══ Extracted information ══
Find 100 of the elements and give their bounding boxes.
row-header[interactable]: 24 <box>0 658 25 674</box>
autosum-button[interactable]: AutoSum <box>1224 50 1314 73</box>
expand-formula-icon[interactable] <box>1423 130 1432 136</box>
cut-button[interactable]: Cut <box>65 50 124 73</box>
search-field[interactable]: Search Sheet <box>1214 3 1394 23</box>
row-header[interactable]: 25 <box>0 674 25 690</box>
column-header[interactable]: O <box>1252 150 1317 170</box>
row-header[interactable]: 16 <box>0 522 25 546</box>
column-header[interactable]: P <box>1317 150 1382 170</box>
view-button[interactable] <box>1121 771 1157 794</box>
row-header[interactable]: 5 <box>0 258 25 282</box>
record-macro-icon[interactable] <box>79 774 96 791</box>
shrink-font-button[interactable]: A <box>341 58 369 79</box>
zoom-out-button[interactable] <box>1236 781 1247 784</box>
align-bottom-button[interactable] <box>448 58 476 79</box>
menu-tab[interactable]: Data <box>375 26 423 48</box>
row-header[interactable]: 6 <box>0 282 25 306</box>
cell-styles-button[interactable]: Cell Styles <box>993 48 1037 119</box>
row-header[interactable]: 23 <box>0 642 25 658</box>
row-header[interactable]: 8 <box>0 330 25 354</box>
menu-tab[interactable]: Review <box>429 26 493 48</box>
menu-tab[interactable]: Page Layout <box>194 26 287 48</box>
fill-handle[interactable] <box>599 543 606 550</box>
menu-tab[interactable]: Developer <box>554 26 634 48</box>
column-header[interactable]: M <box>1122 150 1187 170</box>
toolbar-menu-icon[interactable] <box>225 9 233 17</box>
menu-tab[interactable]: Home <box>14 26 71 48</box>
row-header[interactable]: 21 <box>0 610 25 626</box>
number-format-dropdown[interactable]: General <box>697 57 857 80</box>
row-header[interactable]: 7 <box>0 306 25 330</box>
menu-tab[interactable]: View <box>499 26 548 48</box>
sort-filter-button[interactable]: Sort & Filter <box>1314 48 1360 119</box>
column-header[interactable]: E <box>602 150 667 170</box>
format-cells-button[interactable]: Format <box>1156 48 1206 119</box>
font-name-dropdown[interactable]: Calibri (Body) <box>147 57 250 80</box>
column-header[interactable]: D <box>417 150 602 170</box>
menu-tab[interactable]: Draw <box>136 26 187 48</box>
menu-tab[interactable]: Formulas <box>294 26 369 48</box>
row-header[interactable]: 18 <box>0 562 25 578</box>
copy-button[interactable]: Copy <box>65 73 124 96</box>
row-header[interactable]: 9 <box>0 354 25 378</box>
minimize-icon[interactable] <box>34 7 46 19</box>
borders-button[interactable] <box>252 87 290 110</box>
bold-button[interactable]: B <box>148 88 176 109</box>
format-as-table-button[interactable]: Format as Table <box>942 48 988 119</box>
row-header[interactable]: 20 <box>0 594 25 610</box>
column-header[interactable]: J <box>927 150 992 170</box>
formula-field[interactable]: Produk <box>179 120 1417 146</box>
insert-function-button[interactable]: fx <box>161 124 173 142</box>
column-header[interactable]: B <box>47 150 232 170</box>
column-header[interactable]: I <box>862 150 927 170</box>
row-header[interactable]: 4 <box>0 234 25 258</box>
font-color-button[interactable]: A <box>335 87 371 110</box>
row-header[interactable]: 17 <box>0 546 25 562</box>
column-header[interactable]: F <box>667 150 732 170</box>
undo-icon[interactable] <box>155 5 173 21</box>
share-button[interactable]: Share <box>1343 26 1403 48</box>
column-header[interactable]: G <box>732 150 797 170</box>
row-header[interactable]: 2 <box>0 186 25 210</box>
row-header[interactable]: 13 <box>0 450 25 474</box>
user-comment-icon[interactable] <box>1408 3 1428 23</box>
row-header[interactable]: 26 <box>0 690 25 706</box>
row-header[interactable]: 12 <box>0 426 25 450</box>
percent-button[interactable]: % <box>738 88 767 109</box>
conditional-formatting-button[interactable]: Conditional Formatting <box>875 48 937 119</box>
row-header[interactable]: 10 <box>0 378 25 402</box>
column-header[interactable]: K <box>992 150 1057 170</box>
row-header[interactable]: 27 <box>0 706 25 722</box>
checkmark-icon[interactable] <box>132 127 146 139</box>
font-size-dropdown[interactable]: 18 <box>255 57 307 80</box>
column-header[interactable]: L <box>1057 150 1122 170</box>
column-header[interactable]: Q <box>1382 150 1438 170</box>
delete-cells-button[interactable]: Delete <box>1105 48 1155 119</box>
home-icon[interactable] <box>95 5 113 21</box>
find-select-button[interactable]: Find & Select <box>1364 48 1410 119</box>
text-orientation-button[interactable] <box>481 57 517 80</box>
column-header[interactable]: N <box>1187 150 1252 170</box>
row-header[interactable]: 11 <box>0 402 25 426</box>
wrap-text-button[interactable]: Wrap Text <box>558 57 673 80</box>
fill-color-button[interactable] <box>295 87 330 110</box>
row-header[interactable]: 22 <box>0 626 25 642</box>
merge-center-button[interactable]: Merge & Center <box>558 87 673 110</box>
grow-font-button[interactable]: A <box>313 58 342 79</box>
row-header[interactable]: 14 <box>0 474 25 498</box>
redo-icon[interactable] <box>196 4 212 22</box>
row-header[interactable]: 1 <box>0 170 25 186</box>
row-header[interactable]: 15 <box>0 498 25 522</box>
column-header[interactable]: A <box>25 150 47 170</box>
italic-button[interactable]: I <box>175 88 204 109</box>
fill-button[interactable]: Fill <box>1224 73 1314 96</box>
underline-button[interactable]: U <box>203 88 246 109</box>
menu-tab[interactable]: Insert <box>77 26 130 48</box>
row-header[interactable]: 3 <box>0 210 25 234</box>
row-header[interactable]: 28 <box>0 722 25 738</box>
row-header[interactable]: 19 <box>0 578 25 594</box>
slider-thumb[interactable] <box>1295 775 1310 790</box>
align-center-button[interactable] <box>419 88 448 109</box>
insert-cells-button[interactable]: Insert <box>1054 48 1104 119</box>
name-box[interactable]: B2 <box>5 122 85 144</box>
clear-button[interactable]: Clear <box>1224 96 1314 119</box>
═══
Short exercise: Copy every row above word for word, leaving nothing out and changing nothing.

Answer to the task:
Find 100 of the elements and give their bounding boxes.
row-header[interactable]: 24 <box>0 658 25 674</box>
autosum-button[interactable]: AutoSum <box>1224 50 1314 73</box>
expand-formula-icon[interactable] <box>1423 130 1432 136</box>
cut-button[interactable]: Cut <box>65 50 124 73</box>
search-field[interactable]: Search Sheet <box>1214 3 1394 23</box>
row-header[interactable]: 25 <box>0 674 25 690</box>
column-header[interactable]: O <box>1252 150 1317 170</box>
row-header[interactable]: 16 <box>0 522 25 546</box>
column-header[interactable]: P <box>1317 150 1382 170</box>
view-button[interactable] <box>1121 771 1157 794</box>
row-header[interactable]: 5 <box>0 258 25 282</box>
record-macro-icon[interactable] <box>79 774 96 791</box>
shrink-font-button[interactable]: A <box>341 58 369 79</box>
zoom-out-button[interactable] <box>1236 781 1247 784</box>
align-bottom-button[interactable] <box>448 58 476 79</box>
menu-tab[interactable]: Data <box>375 26 423 48</box>
row-header[interactable]: 6 <box>0 282 25 306</box>
cell-styles-button[interactable]: Cell Styles <box>993 48 1037 119</box>
row-header[interactable]: 23 <box>0 642 25 658</box>
row-header[interactable]: 8 <box>0 330 25 354</box>
menu-tab[interactable]: Review <box>429 26 493 48</box>
menu-tab[interactable]: Page Layout <box>194 26 287 48</box>
fill-handle[interactable] <box>599 543 606 550</box>
menu-tab[interactable]: Developer <box>554 26 634 48</box>
column-header[interactable]: M <box>1122 150 1187 170</box>
toolbar-menu-icon[interactable] <box>225 9 233 17</box>
menu-tab[interactable]: Home <box>14 26 71 48</box>
row-header[interactable]: 21 <box>0 610 25 626</box>
number-format-dropdown[interactable]: General <box>697 57 857 80</box>
row-header[interactable]: 7 <box>0 306 25 330</box>
menu-tab[interactable]: View <box>499 26 548 48</box>
sort-filter-button[interactable]: Sort & Filter <box>1314 48 1360 119</box>
column-header[interactable]: E <box>602 150 667 170</box>
format-cells-button[interactable]: Format <box>1156 48 1206 119</box>
font-name-dropdown[interactable]: Calibri (Body) <box>147 57 250 80</box>
column-header[interactable]: D <box>417 150 602 170</box>
menu-tab[interactable]: Draw <box>136 26 187 48</box>
menu-tab[interactable]: Formulas <box>294 26 369 48</box>
row-header[interactable]: 18 <box>0 562 25 578</box>
copy-button[interactable]: Copy <box>65 73 124 96</box>
row-header[interactable]: 9 <box>0 354 25 378</box>
minimize-icon[interactable] <box>34 7 46 19</box>
borders-button[interactable] <box>252 87 290 110</box>
bold-button[interactable]: B <box>148 88 176 109</box>
format-as-table-button[interactable]: Format as Table <box>942 48 988 119</box>
row-header[interactable]: 20 <box>0 594 25 610</box>
column-header[interactable]: J <box>927 150 992 170</box>
formula-field[interactable]: Produk <box>179 120 1417 146</box>
insert-function-button[interactable]: fx <box>161 124 173 142</box>
column-header[interactable]: B <box>47 150 232 170</box>
column-header[interactable]: I <box>862 150 927 170</box>
row-header[interactable]: 4 <box>0 234 25 258</box>
font-color-button[interactable]: A <box>335 87 371 110</box>
row-header[interactable]: 17 <box>0 546 25 562</box>
column-header[interactable]: F <box>667 150 732 170</box>
undo-icon[interactable] <box>155 5 173 21</box>
share-button[interactable]: Share <box>1343 26 1403 48</box>
column-header[interactable]: G <box>732 150 797 170</box>
row-header[interactable]: 2 <box>0 186 25 210</box>
row-header[interactable]: 13 <box>0 450 25 474</box>
user-comment-icon[interactable] <box>1408 3 1428 23</box>
row-header[interactable]: 26 <box>0 690 25 706</box>
row-header[interactable]: 12 <box>0 426 25 450</box>
percent-button[interactable]: % <box>738 88 767 109</box>
conditional-formatting-button[interactable]: Conditional Formatting <box>875 48 937 119</box>
row-header[interactable]: 10 <box>0 378 25 402</box>
column-header[interactable]: K <box>992 150 1057 170</box>
row-header[interactable]: 27 <box>0 706 25 722</box>
checkmark-icon[interactable] <box>132 127 146 139</box>
font-size-dropdown[interactable]: 18 <box>255 57 307 80</box>
column-header[interactable]: L <box>1057 150 1122 170</box>
column-header[interactable]: Q <box>1382 150 1438 170</box>
delete-cells-button[interactable]: Delete <box>1105 48 1155 119</box>
home-icon[interactable] <box>95 5 113 21</box>
find-select-button[interactable]: Find & Select <box>1364 48 1410 119</box>
text-orientation-button[interactable] <box>481 57 517 80</box>
column-header[interactable]: N <box>1187 150 1252 170</box>
row-header[interactable]: 11 <box>0 402 25 426</box>
wrap-text-button[interactable]: Wrap Text <box>558 57 673 80</box>
fill-color-button[interactable] <box>295 87 330 110</box>
row-header[interactable]: 22 <box>0 626 25 642</box>
merge-center-button[interactable]: Merge & Center <box>558 87 673 110</box>
grow-font-button[interactable]: A <box>313 58 342 79</box>
row-header[interactable]: 14 <box>0 474 25 498</box>
redo-icon[interactable] <box>196 4 212 22</box>
row-header[interactable]: 1 <box>0 170 25 186</box>
row-header[interactable]: 15 <box>0 498 25 522</box>
column-header[interactable]: A <box>25 150 47 170</box>
italic-button[interactable]: I <box>175 88 204 109</box>
fill-button[interactable]: Fill <box>1224 73 1314 96</box>
underline-button[interactable]: U <box>203 88 246 109</box>
menu-tab[interactable]: Insert <box>77 26 130 48</box>
row-header[interactable]: 3 <box>0 210 25 234</box>
row-header[interactable]: 28 <box>0 722 25 738</box>
row-header[interactable]: 19 <box>0 578 25 594</box>
slider-thumb[interactable] <box>1295 775 1310 790</box>
align-center-button[interactable] <box>419 88 448 109</box>
insert-cells-button[interactable]: Insert <box>1054 48 1104 119</box>
name-box[interactable]: B2 <box>5 122 85 144</box>
clear-button[interactable]: Clear <box>1224 96 1314 119</box>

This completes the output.